**AIM OF THE EXERCISE:**
Without the images, output each record below as it stands.

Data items
▬▬▬

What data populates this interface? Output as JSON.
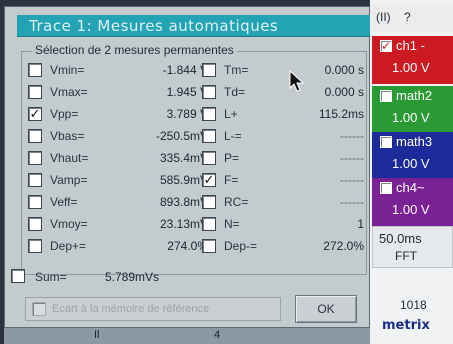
{
  "dialog": {
    "title": "Trace 1: Mesures automatiques",
    "group_title": "Sélection de 2 mesures permanentes",
    "left_measures": [
      {
        "label": "Vmin=",
        "value": "-1.844 V",
        "checked": false
      },
      {
        "label": "Vmax=",
        "value": "1.945 V",
        "checked": false
      },
      {
        "label": "Vpp=",
        "value": "3.789 V",
        "checked": true
      },
      {
        "label": "Vbas=",
        "value": "-250.5mV",
        "checked": false
      },
      {
        "label": "Vhaut=",
        "value": "335.4mV",
        "checked": false
      },
      {
        "label": "Vamp=",
        "value": "585.9mV",
        "checked": false
      },
      {
        "label": "Veff=",
        "value": "893.8mV",
        "checked": false
      },
      {
        "label": "Vmoy=",
        "value": "23.13mV",
        "checked": false
      },
      {
        "label": "Dep+=",
        "value": "274.0%",
        "checked": false
      }
    ],
    "right_measures": [
      {
        "label": "Tm=",
        "value": "0.000 s",
        "checked": false
      },
      {
        "label": "Td=",
        "value": "0.000 s",
        "checked": false
      },
      {
        "label": "L+",
        "value": "115.2ms",
        "checked": false
      },
      {
        "label": "L-=",
        "value": "------",
        "checked": false
      },
      {
        "label": "P=",
        "value": "------",
        "checked": false
      },
      {
        "label": "F=",
        "value": "------",
        "checked": true
      },
      {
        "label": "RC=",
        "value": "------",
        "checked": false
      },
      {
        "label": "N=",
        "value": "1",
        "checked": false
      },
      {
        "label": "Dep-=",
        "value": "272.0%",
        "checked": false
      }
    ],
    "sum": {
      "label": "Sum=",
      "value": "5.789mVs"
    },
    "ecart_label": "Ecart à la mémoire de référence",
    "ok_label": "OK"
  },
  "right_panel": {
    "menu_left": "(II)",
    "menu_right": "?",
    "channels": [
      {
        "name": "ch1 -",
        "volts": "1.00 V",
        "checked": true
      },
      {
        "name": "math2",
        "volts": "1.00 V",
        "checked": false
      },
      {
        "name": "math3",
        "volts": "1.00 V",
        "checked": false
      },
      {
        "name": "ch4~",
        "volts": "1.00 V",
        "checked": false
      }
    ],
    "timebase": "50.0ms",
    "fft_label": "FFT",
    "counter": "1018",
    "brand": "metrix"
  },
  "bottom_bar": {
    "marker_left": "Il",
    "marker_mid": "4"
  },
  "colors": {
    "title_bar": "#24a3b4",
    "ch1": "#cc1a22",
    "math2": "#2a9b34",
    "math3": "#1d2a9a",
    "ch4": "#7a2293",
    "brand": "#1d2f86"
  },
  "icons": {
    "cursor": "arrow-pointer-icon"
  }
}
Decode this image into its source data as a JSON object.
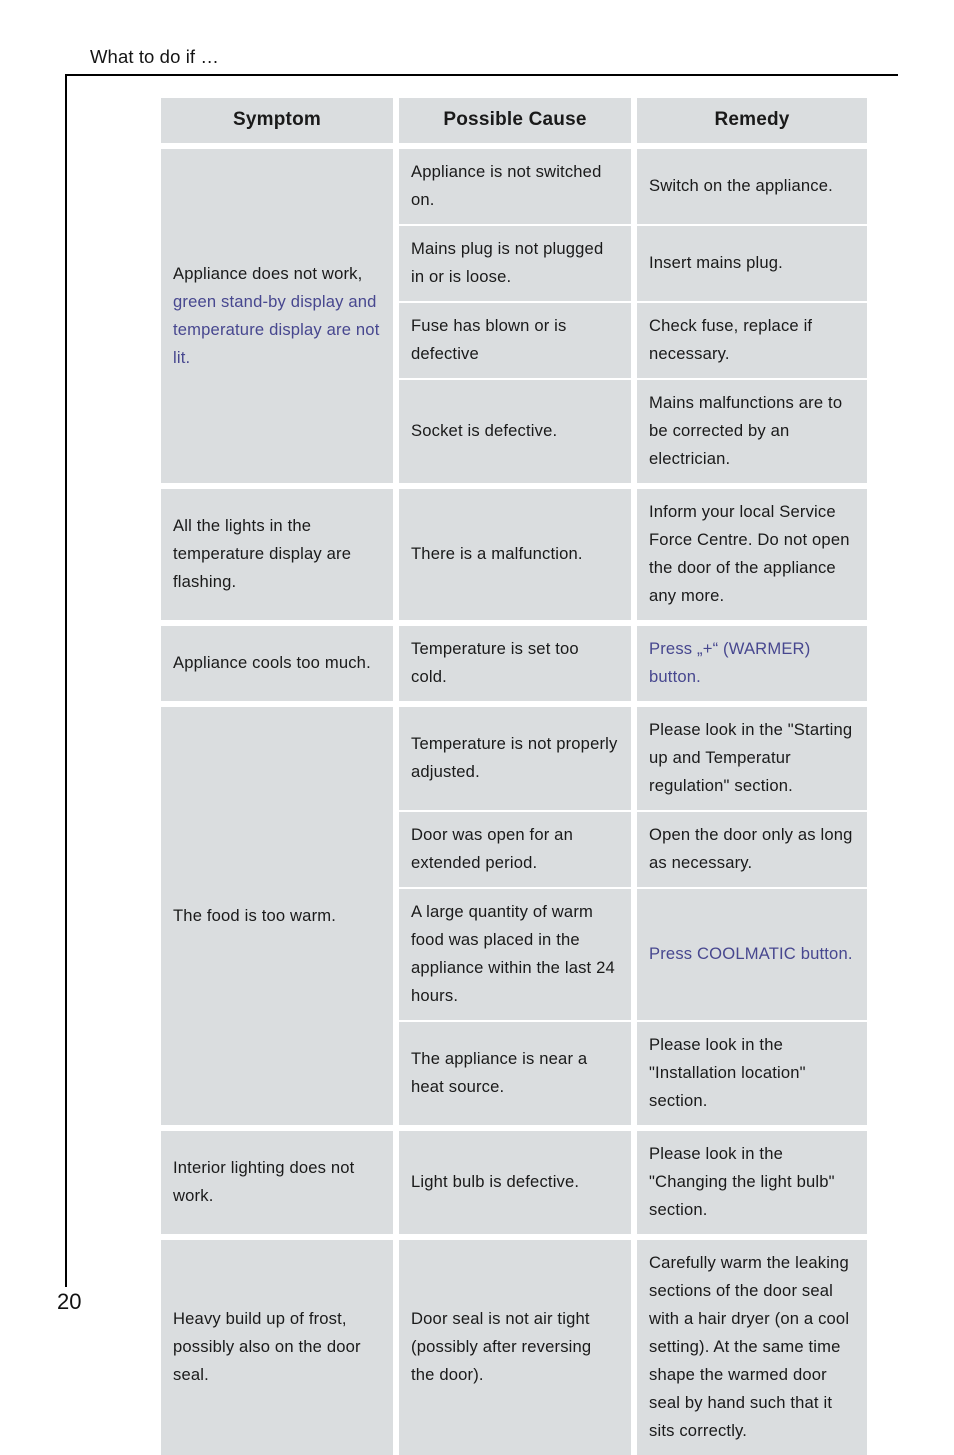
{
  "page": {
    "running_head": "What to do if …",
    "folio": "20"
  },
  "table": {
    "headers": {
      "symptom": "Symptom",
      "cause": "Possible Cause",
      "remedy": "Remedy"
    },
    "groups": [
      {
        "symptom_plain": "Appliance does not work,",
        "symptom_highlight": "green stand-by display and temperature display are not lit.",
        "pairs": [
          {
            "cause": "Appliance is not switched on.",
            "remedy": "Switch on the appliance."
          },
          {
            "cause": "Mains plug is not plugged in or is loose.",
            "remedy": "Insert mains plug."
          },
          {
            "cause": "Fuse has blown or is defective",
            "remedy": "Check fuse, replace if necessary."
          },
          {
            "cause": "Socket is defective.",
            "remedy": "Mains malfunctions are to be corrected by an electrician."
          }
        ]
      },
      {
        "symptom_plain": "All the lights in the temperature display are flashing.",
        "symptom_highlight": "",
        "pairs": [
          {
            "cause": "There is a malfunction.",
            "remedy": "Inform your local Service Force Centre. Do not open the door of the appliance any more."
          }
        ]
      },
      {
        "symptom_plain": "Appliance cools too much.",
        "symptom_highlight": "",
        "pairs": [
          {
            "cause": "Temperature is set too cold.",
            "remedy": "Press „+“ (WARMER) button.",
            "remedy_blue": true
          }
        ]
      },
      {
        "symptom_plain": "The food is too warm.",
        "symptom_highlight": "",
        "pairs": [
          {
            "cause": "Temperature is not properly adjusted.",
            "remedy": "Please look in the \"Starting up and Temperatur regulation\" section."
          },
          {
            "cause": "Door was open for an extended period.",
            "remedy": "Open the door only as long as necessary."
          },
          {
            "cause": "A large quantity of warm food was placed in the appliance within the last 24 hours.",
            "remedy": "Press COOLMATIC button.",
            "remedy_blue": true
          },
          {
            "cause": "The appliance is near a heat source.",
            "remedy": "Please look in the \"Installation location\" section."
          }
        ]
      },
      {
        "symptom_plain": "Interior lighting does not work.",
        "symptom_highlight": "",
        "pairs": [
          {
            "cause": "Light bulb is defective.",
            "remedy": "Please look in the \"Changing the light bulb\" section."
          }
        ]
      },
      {
        "symptom_plain": "Heavy build up of frost, possibly also on the door seal.",
        "symptom_highlight": "",
        "pairs": [
          {
            "cause": "Door seal is not air tight (possibly after reversing the door).",
            "remedy": "Carefully warm the leaking sections of the door seal with a hair dryer (on a cool setting). At the same time shape the warmed door seal by hand such that it sits correctly."
          }
        ]
      }
    ]
  },
  "colors": {
    "cell_background": "#dadddf",
    "highlight_text": "#47478f",
    "body_text": "#1a1a1a",
    "rule": "#000000"
  }
}
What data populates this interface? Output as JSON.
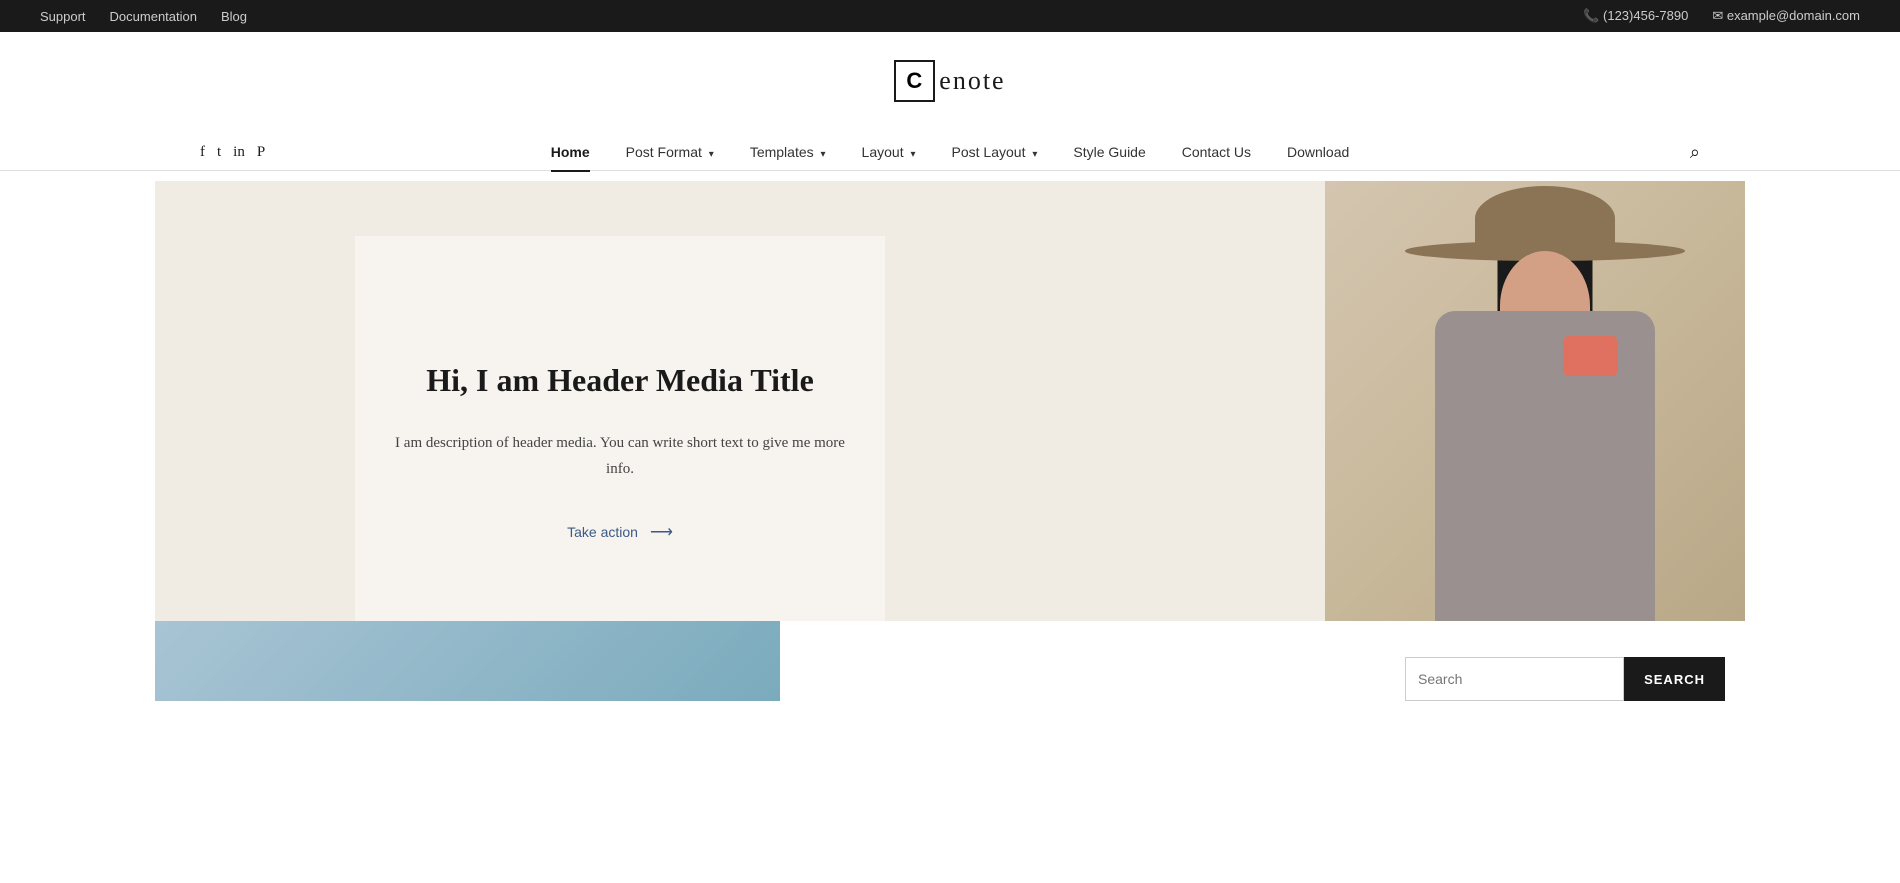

▬▬▬

**RESULT OF THIS TASK:**
What data populates this interface? Output as JSON.
{
  "dialog": {
    "title": "Trace 1: Mesures automatiques",
    "group_title": "Sélection de 2 mesures permanentes",
    "left_measures": [
      {
        "label": "Vmin=",
        "value": "-1.844 V",
        "checked": false
      },
      {
        "label": "Vmax=",
        "value": "1.945 V",
        "checked": false
      },
      {
        "label": "Vpp=",
        "value": "3.789 V",
        "checked": true
      },
      {
        "label": "Vbas=",
        "value": "-250.5mV",
        "checked": false
      },
      {
        "label": "Vhaut=",
        "value": "335.4mV",
        "checked": false
      },
      {
        "label": "Vamp=",
        "value": "585.9mV",
        "checked": false
      },
      {
        "label": "Veff=",
        "value": "893.8mV",
        "checked": false
      },
      {
        "label": "Vmoy=",
        "value": "23.13mV",
        "checked": false
      },
      {
        "label": "Dep+=",
        "value": "274.0%",
        "checked": false
      }
    ],
    "right_measures": [
      {
        "label": "Tm=",
        "value": "0.000 s",
        "checked": false
      },
      {
        "label": "Td=",
        "value": "0.000 s",
        "checked": false
      },
      {
        "label": "L+",
        "value": "115.2ms",
        "checked": false
      },
      {
        "label": "L-=",
        "value": "------",
        "checked": false
      },
      {
        "label": "P=",
        "value": "------",
        "checked": false
      },
      {
        "label": "F=",
        "value": "------",
        "checked": true
      },
      {
        "label": "RC=",
        "value": "------",
        "checked": false
      },
      {
        "label": "N=",
        "value": "1",
        "checked": false
      },
      {
        "label": "Dep-=",
        "value": "272.0%",
        "checked": false
      }
    ],
    "sum": {
      "label": "Sum=",
      "value": "5.789mVs"
    },
    "ecart_label": "Ecart à la mémoire de référence",
    "ok_label": "OK"
  },
  "right_panel": {
    "menu_left": "(II)",
    "menu_right": "?",
    "channels": [
      {
        "name": "ch1 -",
        "volts": "1.00 V",
        "checked": true
      },
      {
        "name": "math2",
        "volts": "1.00 V",
        "checked": false
      },
      {
        "name": "math3",
        "volts": "1.00 V",
        "checked": false
      },
      {
        "name": "ch4~",
        "volts": "1.00 V",
        "checked": false
      }
    ],
    "timebase": "50.0ms",
    "fft_label": "FFT",
    "counter": "1018",
    "brand": "metrix"
  },
  "bottom_bar": {
    "marker_left": "Il",
    "marker_mid": "4"
  },
  "colors": {
    "title_bar": "#24a3b4",
    "ch1": "#cc1a22",
    "math2": "#2a9b34",
    "math3": "#1d2a9a",
    "ch4": "#7a2293",
    "brand": "#1d2f86"
  },
  "icons": {
    "cursor": "arrow-pointer-icon"
  }
}
Decode this image into its source data as a JSON object.
{
  "page": {
    "running_head": "What to do if …",
    "folio": "20"
  },
  "table": {
    "headers": {
      "symptom": "Symptom",
      "cause": "Possible Cause",
      "remedy": "Remedy"
    },
    "groups": [
      {
        "symptom_plain": "Appliance does not work,",
        "symptom_highlight": "green stand-by display and temperature display are not lit.",
        "pairs": [
          {
            "cause": "Appliance is not switched on.",
            "remedy": "Switch on the appliance."
          },
          {
            "cause": "Mains plug is not plugged in or is loose.",
            "remedy": "Insert mains plug."
          },
          {
            "cause": "Fuse has blown or is defective",
            "remedy": "Check fuse, replace if necessary."
          },
          {
            "cause": "Socket is defective.",
            "remedy": "Mains malfunctions are to be corrected by an electrician."
          }
        ]
      },
      {
        "symptom_plain": "All the lights in the temperature display are flashing.",
        "symptom_highlight": "",
        "pairs": [
          {
            "cause": "There is a malfunction.",
            "remedy": "Inform your local Service Force Centre. Do not open the door of the appliance any more."
          }
        ]
      },
      {
        "symptom_plain": "Appliance cools too much.",
        "symptom_highlight": "",
        "pairs": [
          {
            "cause": "Temperature is set too cold.",
            "remedy": "Press „+“ (WARMER) button.",
            "remedy_blue": true
          }
        ]
      },
      {
        "symptom_plain": "The food is too warm.",
        "symptom_highlight": "",
        "pairs": [
          {
            "cause": "Temperature is not properly adjusted.",
            "remedy": "Please look in the \"Starting up and Temperatur regulation\" section."
          },
          {
            "cause": "Door was open for an extended period.",
            "remedy": "Open the door only as long as necessary."
          },
          {
            "cause": "A large quantity of warm food was placed in the appliance within the last 24 hours.",
            "remedy": "Press COOLMATIC button.",
            "remedy_blue": true
          },
          {
            "cause": "The appliance is near a heat source.",
            "remedy": "Please look in the \"Installation location\" section."
          }
        ]
      },
      {
        "symptom_plain": "Interior lighting does not work.",
        "symptom_highlight": "",
        "pairs": [
          {
            "cause": "Light bulb is defective.",
            "remedy": "Please look in the \"Changing the light bulb\" section."
          }
        ]
      },
      {
        "symptom_plain": "Heavy build up of frost, possibly also on the door seal.",
        "symptom_highlight": "",
        "pairs": [
          {
            "cause": "Door seal is not air tight (possibly after reversing the door).",
            "remedy": "Carefully warm the leaking sections of the door seal with a hair dryer (on a cool setting). At the same time shape the warmed door seal by hand such that it sits correctly."
          }
        ]
      }
    ]
  },
  "colors": {
    "cell_background": "#dadddf",
    "highlight_text": "#47478f",
    "body_text": "#1a1a1a",
    "rule": "#000000"
  }
}
What data populates this interface? Output as JSON.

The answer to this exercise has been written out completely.